___ TEXT SHOWN ___
Dude Be Buggin’ – A Day in the RV Life

It involved the SWAT team and frogmen searches in the lake.  Here’s how it all began.

We pulled into the RV Resort in League City, Texas, (review to follow after we leave) following a long drive from Robertsdale, Alabama.  It was dark and Mike had to search for our spot, which, of course, was not well marked.   Mike got Margie,  the name of our RV, backed in and parked.   He started the hookups, and a lady from a neighboring fifth wheel came out to talk to him.  After the introductions and niceties, she whispered, “Watch that kid next to you.  He’s a crack head or meth head or something.”

We surveyed the park in the daylight the next day.  We met the “kid” in question, but our neighbor turned out to be a grown man in his early 30s.  He worked locally and had recently bought the travel trailer he was staying in.  His conversation was rational and cohesive, so we thought the lady might have been exaggerating or simply gossiping.  Over the next two weeks, he was quiet, waved when we were out, and was a good neighbor.

As I exited the RV yesterday to take Lexie for her morning constitution at sunrise, the gentleman from next door was near the pet area pacing beside the surrounding RVs.  He was slightly fidgety and took off behind the travel trailers near the lake as he heard me approach.   After a few moments,  he strolled back through the pet walk and did a little startled jump when he saw Lexie.

“Oh, she’s a big dog,” he said.   He had seen Lexie several times over the last two weeks, so I thought it was strange he was suddenly scared of her.  He walked to his trailer at a fast clip mumbling to himself.  I walked Lexie along the side of the lake in front of our RVs.   I saw our neighbor furtively glancing out his door at me and he would quickly shut it when I looked back at him.

At noon, there was a knock on the RV door.  Mike answered it.  Our neighbor was in an excited state.  “Man, can you come out for a sec?”

Mike went outside to talk to him.  Our neighbor was very animated and said, “Last night the SWAT team was out here and they had my trailer surrounded.”

“Really?” Mike asked.  “I didn’t hear a thing.  How in the world did I miss that?”

“They were swarmed all around and they were laying on the ground with their guns pointed at me.  I woke up because someone was drilling the outside of my RV under my bed.  When I came out to see who it was, they were all out here.  The cop van was parked over by the pull-through lot and there were frogmen in waders searching the lake.”

“Did you ask them why they were here?”

“No.  I was terrified.  I went back inside.  A few minutes later the cop cars left with sirens and lights.  I went back outside and…”  His conversation ended as one of League City’s finest drove up in his patrol car.

Our neighbor shook the policeman’s hand and said, “Officer, you got here fast.  What was going on last night?”

The patrolman asked him to elaborate.  The neighbor started in on his story and the cop listened intently.

When he got to the part of the story where he left off with Mike, the cop interrupted and said, “Sir, we did not have any calls out here last night.  Not a patrol car and definitely not SWAT.”
___ RECORDED INFORMATION ___
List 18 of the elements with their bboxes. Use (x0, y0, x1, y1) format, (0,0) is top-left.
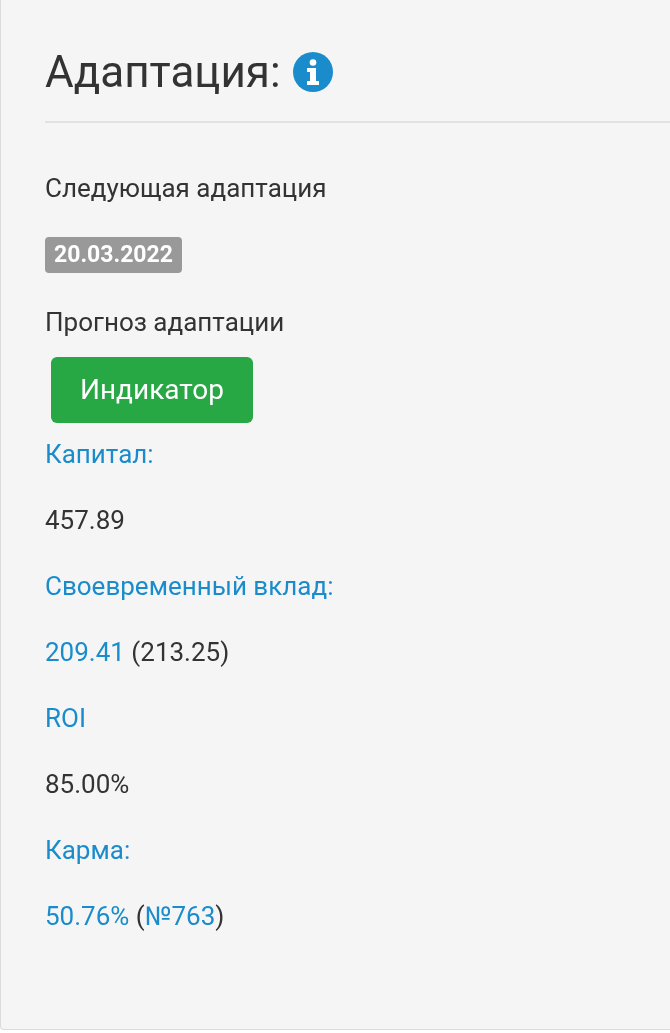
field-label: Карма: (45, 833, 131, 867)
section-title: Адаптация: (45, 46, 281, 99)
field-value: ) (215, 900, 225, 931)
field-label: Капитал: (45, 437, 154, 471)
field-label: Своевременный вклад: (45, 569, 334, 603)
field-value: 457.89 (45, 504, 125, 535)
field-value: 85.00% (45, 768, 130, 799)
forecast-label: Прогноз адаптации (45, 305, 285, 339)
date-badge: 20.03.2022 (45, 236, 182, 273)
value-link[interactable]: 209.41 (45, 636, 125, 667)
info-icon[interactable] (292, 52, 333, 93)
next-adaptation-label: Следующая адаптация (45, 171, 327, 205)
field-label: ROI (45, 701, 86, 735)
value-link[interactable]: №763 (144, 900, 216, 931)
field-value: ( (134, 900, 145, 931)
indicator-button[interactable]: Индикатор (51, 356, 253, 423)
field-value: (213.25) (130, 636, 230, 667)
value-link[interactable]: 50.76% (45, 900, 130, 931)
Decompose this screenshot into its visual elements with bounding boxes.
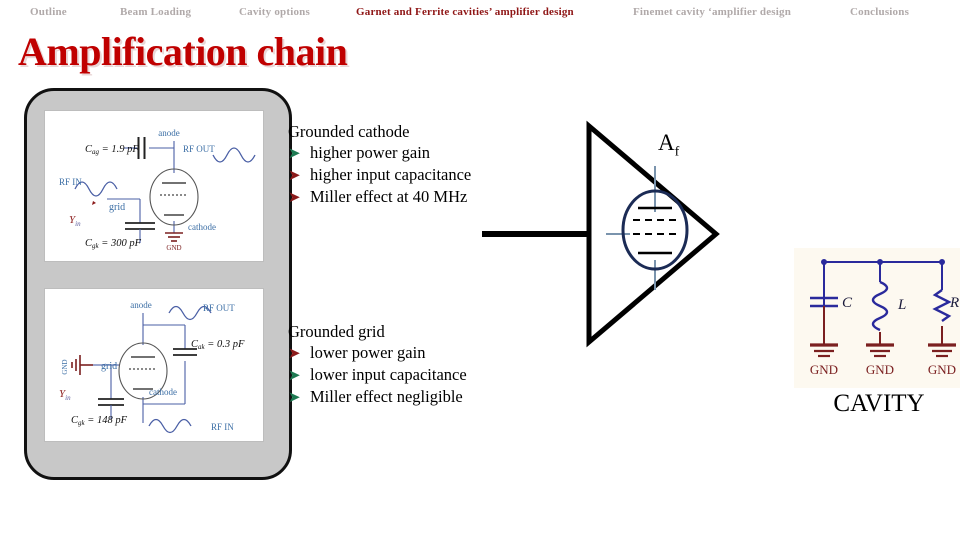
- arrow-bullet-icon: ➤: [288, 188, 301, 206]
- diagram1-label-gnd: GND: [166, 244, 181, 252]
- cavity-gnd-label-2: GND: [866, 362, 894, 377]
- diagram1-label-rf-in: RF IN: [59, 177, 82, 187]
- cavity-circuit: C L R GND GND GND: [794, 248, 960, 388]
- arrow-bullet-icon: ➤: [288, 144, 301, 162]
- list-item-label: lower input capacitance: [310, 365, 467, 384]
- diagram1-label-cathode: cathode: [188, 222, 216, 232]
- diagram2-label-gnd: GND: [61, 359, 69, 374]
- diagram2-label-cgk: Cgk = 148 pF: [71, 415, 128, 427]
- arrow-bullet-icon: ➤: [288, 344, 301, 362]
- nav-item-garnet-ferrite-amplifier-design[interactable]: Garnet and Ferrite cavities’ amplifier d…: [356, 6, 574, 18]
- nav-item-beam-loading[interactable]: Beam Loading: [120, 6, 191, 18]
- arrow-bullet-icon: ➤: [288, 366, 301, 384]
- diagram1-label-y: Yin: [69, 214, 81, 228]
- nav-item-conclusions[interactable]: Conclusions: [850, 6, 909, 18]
___
PROBLEM — In the RV story above, what is the name of the writers' RV?

PROBLEM SOLUTION — Margie